=== Supplied entries ===
......

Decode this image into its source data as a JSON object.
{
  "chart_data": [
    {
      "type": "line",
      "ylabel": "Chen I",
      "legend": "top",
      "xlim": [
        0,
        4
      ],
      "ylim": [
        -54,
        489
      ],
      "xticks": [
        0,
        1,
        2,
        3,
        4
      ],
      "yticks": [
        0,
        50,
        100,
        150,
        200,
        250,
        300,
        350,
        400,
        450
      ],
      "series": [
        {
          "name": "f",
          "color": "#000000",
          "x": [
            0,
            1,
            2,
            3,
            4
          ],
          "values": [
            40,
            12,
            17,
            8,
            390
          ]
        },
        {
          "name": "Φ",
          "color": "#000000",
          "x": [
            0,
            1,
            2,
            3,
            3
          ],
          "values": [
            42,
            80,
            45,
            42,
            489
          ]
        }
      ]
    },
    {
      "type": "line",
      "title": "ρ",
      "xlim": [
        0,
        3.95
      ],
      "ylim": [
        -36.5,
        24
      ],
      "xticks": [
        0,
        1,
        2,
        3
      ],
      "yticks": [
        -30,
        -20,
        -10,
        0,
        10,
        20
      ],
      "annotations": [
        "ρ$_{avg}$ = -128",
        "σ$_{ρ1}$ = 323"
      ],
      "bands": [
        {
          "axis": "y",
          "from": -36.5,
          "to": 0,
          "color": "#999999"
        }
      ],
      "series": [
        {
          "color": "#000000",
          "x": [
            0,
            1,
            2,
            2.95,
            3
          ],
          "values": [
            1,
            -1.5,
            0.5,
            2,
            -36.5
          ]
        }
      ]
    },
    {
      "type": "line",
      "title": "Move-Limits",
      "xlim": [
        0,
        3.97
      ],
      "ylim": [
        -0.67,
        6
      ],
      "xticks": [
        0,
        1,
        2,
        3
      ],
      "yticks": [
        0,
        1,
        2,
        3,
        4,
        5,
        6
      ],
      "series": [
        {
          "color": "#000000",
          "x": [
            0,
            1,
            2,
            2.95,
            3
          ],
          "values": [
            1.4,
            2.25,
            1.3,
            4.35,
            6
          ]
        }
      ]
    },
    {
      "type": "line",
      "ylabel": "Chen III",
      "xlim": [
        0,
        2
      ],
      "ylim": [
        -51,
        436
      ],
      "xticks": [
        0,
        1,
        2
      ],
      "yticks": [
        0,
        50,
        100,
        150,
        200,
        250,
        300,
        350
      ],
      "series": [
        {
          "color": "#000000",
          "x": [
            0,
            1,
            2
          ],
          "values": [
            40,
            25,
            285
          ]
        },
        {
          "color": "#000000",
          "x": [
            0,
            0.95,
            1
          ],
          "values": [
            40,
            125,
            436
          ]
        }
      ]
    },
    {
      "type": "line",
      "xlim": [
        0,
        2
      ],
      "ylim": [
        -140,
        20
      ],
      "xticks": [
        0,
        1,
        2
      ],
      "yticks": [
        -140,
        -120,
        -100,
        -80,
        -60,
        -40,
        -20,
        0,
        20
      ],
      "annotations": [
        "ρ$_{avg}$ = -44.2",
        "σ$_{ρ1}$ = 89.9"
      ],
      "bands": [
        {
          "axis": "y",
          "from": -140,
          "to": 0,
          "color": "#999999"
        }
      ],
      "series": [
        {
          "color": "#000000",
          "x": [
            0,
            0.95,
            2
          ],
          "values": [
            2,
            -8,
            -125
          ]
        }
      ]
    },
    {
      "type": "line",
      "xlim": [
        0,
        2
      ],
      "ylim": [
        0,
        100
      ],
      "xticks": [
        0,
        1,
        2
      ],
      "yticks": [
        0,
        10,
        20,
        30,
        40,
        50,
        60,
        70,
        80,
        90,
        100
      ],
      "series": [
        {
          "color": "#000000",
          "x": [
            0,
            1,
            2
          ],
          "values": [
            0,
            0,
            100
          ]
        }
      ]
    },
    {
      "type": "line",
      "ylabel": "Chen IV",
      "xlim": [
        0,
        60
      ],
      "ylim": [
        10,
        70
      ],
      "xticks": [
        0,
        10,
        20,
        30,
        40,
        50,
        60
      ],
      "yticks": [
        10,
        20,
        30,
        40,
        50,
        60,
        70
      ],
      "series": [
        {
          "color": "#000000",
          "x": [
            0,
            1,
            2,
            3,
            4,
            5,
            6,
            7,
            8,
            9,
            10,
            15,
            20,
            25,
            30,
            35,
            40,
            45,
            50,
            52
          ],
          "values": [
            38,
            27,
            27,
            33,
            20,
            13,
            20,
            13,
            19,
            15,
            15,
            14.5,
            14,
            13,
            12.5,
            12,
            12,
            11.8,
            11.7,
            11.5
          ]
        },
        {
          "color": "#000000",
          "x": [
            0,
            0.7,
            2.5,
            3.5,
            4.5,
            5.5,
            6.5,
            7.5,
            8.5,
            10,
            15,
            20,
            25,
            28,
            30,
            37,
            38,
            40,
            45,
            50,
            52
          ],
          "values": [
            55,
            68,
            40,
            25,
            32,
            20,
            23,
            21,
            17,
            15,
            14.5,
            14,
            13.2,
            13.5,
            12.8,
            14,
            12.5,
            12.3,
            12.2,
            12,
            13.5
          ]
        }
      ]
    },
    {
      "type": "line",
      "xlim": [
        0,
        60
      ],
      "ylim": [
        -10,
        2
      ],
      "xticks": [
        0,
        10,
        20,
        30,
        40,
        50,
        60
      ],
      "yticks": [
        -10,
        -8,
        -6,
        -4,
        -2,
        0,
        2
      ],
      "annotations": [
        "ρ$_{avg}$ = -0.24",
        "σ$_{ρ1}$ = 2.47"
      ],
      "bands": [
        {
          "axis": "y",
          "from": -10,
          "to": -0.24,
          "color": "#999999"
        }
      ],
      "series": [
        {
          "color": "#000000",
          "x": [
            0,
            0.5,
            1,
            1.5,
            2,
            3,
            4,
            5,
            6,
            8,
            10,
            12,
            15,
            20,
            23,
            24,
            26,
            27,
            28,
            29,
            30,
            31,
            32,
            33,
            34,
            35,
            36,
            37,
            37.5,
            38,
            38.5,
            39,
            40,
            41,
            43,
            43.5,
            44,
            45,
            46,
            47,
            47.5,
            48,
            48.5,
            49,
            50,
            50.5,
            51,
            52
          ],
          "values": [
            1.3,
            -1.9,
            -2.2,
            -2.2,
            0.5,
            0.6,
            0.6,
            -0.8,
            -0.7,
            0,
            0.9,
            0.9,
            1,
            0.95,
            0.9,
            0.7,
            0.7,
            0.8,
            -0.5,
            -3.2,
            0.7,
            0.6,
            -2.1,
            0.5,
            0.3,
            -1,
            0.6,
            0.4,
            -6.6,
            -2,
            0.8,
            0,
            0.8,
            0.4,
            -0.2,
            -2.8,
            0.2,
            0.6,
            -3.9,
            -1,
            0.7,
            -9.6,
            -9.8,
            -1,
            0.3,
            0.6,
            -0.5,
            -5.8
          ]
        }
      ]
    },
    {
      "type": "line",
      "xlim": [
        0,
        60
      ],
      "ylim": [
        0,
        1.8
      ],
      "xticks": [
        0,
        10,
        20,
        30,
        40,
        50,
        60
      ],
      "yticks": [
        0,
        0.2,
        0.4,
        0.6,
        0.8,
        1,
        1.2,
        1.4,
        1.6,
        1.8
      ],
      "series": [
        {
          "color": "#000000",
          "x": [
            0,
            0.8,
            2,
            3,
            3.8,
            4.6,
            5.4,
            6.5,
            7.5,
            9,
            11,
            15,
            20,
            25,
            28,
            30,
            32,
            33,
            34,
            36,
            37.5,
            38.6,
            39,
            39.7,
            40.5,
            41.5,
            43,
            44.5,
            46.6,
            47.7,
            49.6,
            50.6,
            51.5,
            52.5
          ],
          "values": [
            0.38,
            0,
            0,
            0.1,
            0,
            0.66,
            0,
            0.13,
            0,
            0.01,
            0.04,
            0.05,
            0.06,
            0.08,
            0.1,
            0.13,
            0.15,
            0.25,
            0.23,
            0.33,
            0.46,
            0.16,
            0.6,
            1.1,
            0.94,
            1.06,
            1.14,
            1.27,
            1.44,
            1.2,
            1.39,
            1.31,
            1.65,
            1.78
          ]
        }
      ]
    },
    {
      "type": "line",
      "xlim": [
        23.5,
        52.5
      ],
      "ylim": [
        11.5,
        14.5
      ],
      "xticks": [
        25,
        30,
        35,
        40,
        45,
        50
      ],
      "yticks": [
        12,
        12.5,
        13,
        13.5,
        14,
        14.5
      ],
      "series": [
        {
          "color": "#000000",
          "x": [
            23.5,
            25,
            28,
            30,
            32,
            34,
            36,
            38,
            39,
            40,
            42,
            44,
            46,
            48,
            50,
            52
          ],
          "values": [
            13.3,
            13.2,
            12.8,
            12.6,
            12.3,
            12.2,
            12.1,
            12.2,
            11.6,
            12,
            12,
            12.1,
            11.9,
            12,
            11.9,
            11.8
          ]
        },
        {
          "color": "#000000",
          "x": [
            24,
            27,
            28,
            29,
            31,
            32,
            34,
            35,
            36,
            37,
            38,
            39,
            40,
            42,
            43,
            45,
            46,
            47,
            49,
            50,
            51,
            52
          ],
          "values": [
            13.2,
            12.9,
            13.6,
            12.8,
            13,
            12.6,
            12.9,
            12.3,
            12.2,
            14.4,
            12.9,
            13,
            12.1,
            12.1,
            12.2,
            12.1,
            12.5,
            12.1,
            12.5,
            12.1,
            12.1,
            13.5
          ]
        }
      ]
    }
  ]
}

......

=== Aim of the exercise ===
Your task is to collect every line above that contains the word "Chen".

=== Response ===
      "ylabel": "Chen I",
      "ylabel": "Chen III",
      "ylabel": "Chen IV",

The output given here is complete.